*Supplied records*.
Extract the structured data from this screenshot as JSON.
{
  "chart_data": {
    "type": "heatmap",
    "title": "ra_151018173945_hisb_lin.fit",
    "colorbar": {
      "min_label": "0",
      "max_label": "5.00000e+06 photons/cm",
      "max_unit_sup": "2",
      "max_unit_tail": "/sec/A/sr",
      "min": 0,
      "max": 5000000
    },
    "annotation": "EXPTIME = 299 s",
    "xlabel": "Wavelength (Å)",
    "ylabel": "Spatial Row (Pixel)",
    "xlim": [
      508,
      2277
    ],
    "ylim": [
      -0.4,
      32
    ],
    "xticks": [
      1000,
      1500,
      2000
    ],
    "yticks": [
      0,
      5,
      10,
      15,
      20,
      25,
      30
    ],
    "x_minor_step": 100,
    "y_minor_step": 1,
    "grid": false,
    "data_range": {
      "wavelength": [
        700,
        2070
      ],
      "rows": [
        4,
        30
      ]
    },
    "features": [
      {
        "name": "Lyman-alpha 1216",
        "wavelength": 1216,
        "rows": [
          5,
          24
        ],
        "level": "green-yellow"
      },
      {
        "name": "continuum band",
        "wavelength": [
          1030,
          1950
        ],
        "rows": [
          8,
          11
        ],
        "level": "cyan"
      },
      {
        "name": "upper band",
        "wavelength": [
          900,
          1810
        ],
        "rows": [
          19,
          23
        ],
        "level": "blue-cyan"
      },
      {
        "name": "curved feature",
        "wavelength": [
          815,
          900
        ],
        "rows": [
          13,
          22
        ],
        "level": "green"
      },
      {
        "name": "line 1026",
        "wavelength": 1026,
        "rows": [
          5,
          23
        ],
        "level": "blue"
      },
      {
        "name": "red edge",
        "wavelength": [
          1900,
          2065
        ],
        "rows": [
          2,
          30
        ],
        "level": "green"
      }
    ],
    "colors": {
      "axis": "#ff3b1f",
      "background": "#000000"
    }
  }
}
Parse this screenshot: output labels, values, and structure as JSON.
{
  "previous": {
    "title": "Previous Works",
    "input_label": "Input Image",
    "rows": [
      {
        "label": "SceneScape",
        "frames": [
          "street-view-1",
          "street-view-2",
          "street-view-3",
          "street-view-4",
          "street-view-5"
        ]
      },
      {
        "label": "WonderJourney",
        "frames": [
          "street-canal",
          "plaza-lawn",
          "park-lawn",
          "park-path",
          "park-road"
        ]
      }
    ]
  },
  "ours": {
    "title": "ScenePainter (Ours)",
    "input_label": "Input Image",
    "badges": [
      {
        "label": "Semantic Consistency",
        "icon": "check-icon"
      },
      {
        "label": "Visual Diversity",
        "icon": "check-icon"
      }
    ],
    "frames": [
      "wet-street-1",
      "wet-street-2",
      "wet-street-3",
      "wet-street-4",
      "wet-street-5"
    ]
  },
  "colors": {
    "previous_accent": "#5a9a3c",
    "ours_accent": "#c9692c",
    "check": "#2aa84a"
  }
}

*What is needed*. Find the line containing "Parse this screenshot: output", then output it and every line after it to the end of the data, exactly.

*Solution to the problem*.
Parse this screenshot: output labels, values, and structure as JSON.
{
  "previous": {
    "title": "Previous Works",
    "input_label": "Input Image",
    "rows": [
      {
        "label": "SceneScape",
        "frames": [
          "street-view-1",
          "street-view-2",
          "street-view-3",
          "street-view-4",
          "street-view-5"
        ]
      },
      {
        "label": "WonderJourney",
        "frames": [
          "street-canal",
          "plaza-lawn",
          "park-lawn",
          "park-path",
          "park-road"
        ]
      }
    ]
  },
  "ours": {
    "title": "ScenePainter (Ours)",
    "input_label": "Input Image",
    "badges": [
      {
        "label": "Semantic Consistency",
        "icon": "check-icon"
      },
      {
        "label": "Visual Diversity",
        "icon": "check-icon"
      }
    ],
    "frames": [
      "wet-street-1",
      "wet-street-2",
      "wet-street-3",
      "wet-street-4",
      "wet-street-5"
    ]
  },
  "colors": {
    "previous_accent": "#5a9a3c",
    "ours_accent": "#c9692c",
    "check": "#2aa84a"
  }
}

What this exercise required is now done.